#### DIRECTIONS
Pictures stay out of your copy, but everything else in the records below must be repeated exactly.

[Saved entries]
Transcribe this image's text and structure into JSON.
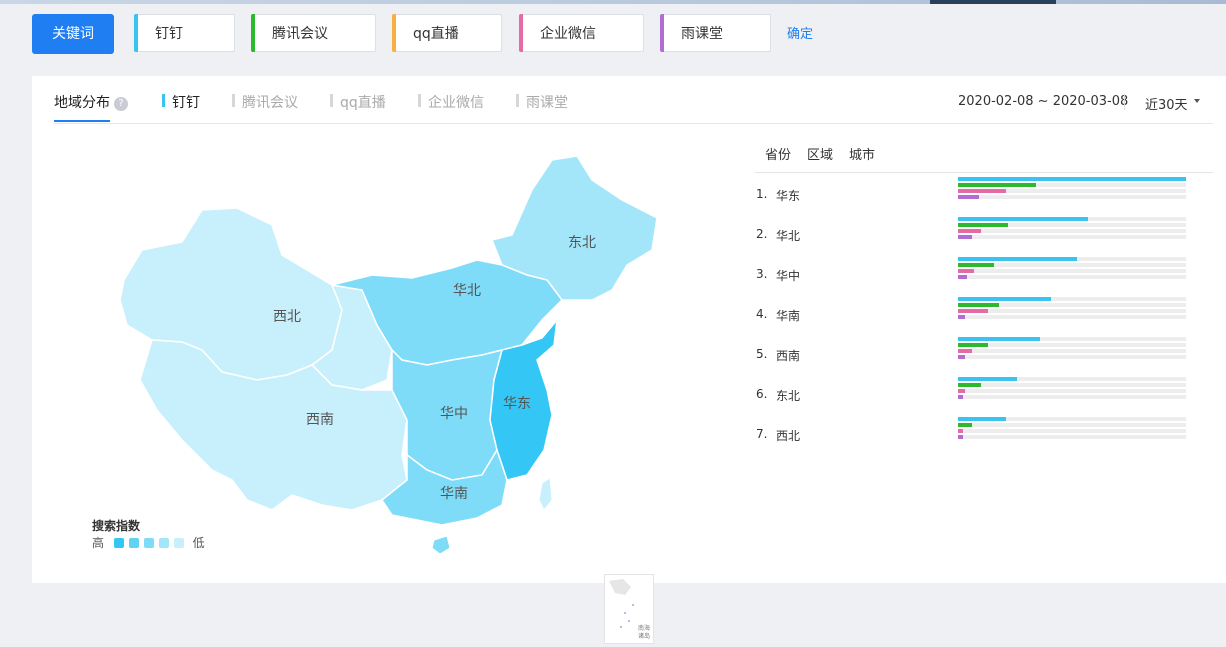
{
  "colors": {
    "accent": "#1f7ef1",
    "dingding": "#39c3ef",
    "tencent_meeting": "#2db92d",
    "qq_live": "#f7b043",
    "wework": "#e66aa5",
    "rain_classroom": "#b26cd2",
    "map_levels": [
      "#34c6f4",
      "#5fd2f6",
      "#7fdcf8",
      "#a3e6fa",
      "#c8f0fc"
    ]
  },
  "keyword_bar": {
    "keyword_button": "关键词",
    "chips": [
      {
        "label": "钉钉",
        "color": "#39c3ef"
      },
      {
        "label": "腾讯会议",
        "color": "#2db92d"
      },
      {
        "label": "qq直播",
        "color": "#f7b043"
      },
      {
        "label": "企业微信",
        "color": "#e66aa5"
      },
      {
        "label": "雨课堂",
        "color": "#b26cd2"
      }
    ],
    "confirm": "确定"
  },
  "panel": {
    "tab_title": "地域分布",
    "help_icon": "?",
    "series_tabs": [
      "钉钉",
      "腾讯会议",
      "qq直播",
      "企业微信",
      "雨课堂"
    ],
    "active_series": "钉钉",
    "date_range": "2020-02-08 ~ 2020-03-08",
    "period": "近30天"
  },
  "map": {
    "region_labels": [
      "东北",
      "华北",
      "西北",
      "西南",
      "华中",
      "华东",
      "华南"
    ],
    "legend_title": "搜索指数",
    "legend_high": "高",
    "legend_low": "低",
    "inset_label": "南海诸岛"
  },
  "ranking": {
    "subtabs": [
      "省份",
      "区域",
      "城市"
    ],
    "rows": [
      {
        "rank": "1.",
        "name": "华东",
        "values": {
          "dingding": 100,
          "tencent_meeting": 34,
          "wework": 21,
          "rain_classroom": 9
        }
      },
      {
        "rank": "2.",
        "name": "华北",
        "values": {
          "dingding": 57,
          "tencent_meeting": 22,
          "wework": 10,
          "rain_classroom": 6
        }
      },
      {
        "rank": "3.",
        "name": "华中",
        "values": {
          "dingding": 52,
          "tencent_meeting": 16,
          "wework": 7,
          "rain_classroom": 4
        }
      },
      {
        "rank": "4.",
        "name": "华南",
        "values": {
          "dingding": 41,
          "tencent_meeting": 18,
          "wework": 13,
          "rain_classroom": 3
        }
      },
      {
        "rank": "5.",
        "name": "西南",
        "values": {
          "dingding": 36,
          "tencent_meeting": 13,
          "wework": 6,
          "rain_classroom": 3
        }
      },
      {
        "rank": "6.",
        "name": "东北",
        "values": {
          "dingding": 26,
          "tencent_meeting": 10,
          "wework": 3,
          "rain_classroom": 2
        }
      },
      {
        "rank": "7.",
        "name": "西北",
        "values": {
          "dingding": 21,
          "tencent_meeting": 6,
          "wework": 2,
          "rain_classroom": 2
        }
      }
    ]
  }
}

#### ANSWER BELOW
Transcribe this image's text and structure into JSON.
{
  "colors": {
    "accent": "#1f7ef1",
    "dingding": "#39c3ef",
    "tencent_meeting": "#2db92d",
    "qq_live": "#f7b043",
    "wework": "#e66aa5",
    "rain_classroom": "#b26cd2",
    "map_levels": [
      "#34c6f4",
      "#5fd2f6",
      "#7fdcf8",
      "#a3e6fa",
      "#c8f0fc"
    ]
  },
  "keyword_bar": {
    "keyword_button": "关键词",
    "chips": [
      {
        "label": "钉钉",
        "color": "#39c3ef"
      },
      {
        "label": "腾讯会议",
        "color": "#2db92d"
      },
      {
        "label": "qq直播",
        "color": "#f7b043"
      },
      {
        "label": "企业微信",
        "color": "#e66aa5"
      },
      {
        "label": "雨课堂",
        "color": "#b26cd2"
      }
    ],
    "confirm": "确定"
  },
  "panel": {
    "tab_title": "地域分布",
    "help_icon": "?",
    "series_tabs": [
      "钉钉",
      "腾讯会议",
      "qq直播",
      "企业微信",
      "雨课堂"
    ],
    "active_series": "钉钉",
    "date_range": "2020-02-08 ~ 2020-03-08",
    "period": "近30天"
  },
  "map": {
    "region_labels": [
      "东北",
      "华北",
      "西北",
      "西南",
      "华中",
      "华东",
      "华南"
    ],
    "legend_title": "搜索指数",
    "legend_high": "高",
    "legend_low": "低",
    "inset_label": "南海诸岛"
  },
  "ranking": {
    "subtabs": [
      "省份",
      "区域",
      "城市"
    ],
    "rows": [
      {
        "rank": "1.",
        "name": "华东",
        "values": {
          "dingding": 100,
          "tencent_meeting": 34,
          "wework": 21,
          "rain_classroom": 9
        }
      },
      {
        "rank": "2.",
        "name": "华北",
        "values": {
          "dingding": 57,
          "tencent_meeting": 22,
          "wework": 10,
          "rain_classroom": 6
        }
      },
      {
        "rank": "3.",
        "name": "华中",
        "values": {
          "dingding": 52,
          "tencent_meeting": 16,
          "wework": 7,
          "rain_classroom": 4
        }
      },
      {
        "rank": "4.",
        "name": "华南",
        "values": {
          "dingding": 41,
          "tencent_meeting": 18,
          "wework": 13,
          "rain_classroom": 3
        }
      },
      {
        "rank": "5.",
        "name": "西南",
        "values": {
          "dingding": 36,
          "tencent_meeting": 13,
          "wework": 6,
          "rain_classroom": 3
        }
      },
      {
        "rank": "6.",
        "name": "东北",
        "values": {
          "dingding": 26,
          "tencent_meeting": 10,
          "wework": 3,
          "rain_classroom": 2
        }
      },
      {
        "rank": "7.",
        "name": "西北",
        "values": {
          "dingding": 21,
          "tencent_meeting": 6,
          "wework": 2,
          "rain_classroom": 2
        }
      }
    ]
  }
}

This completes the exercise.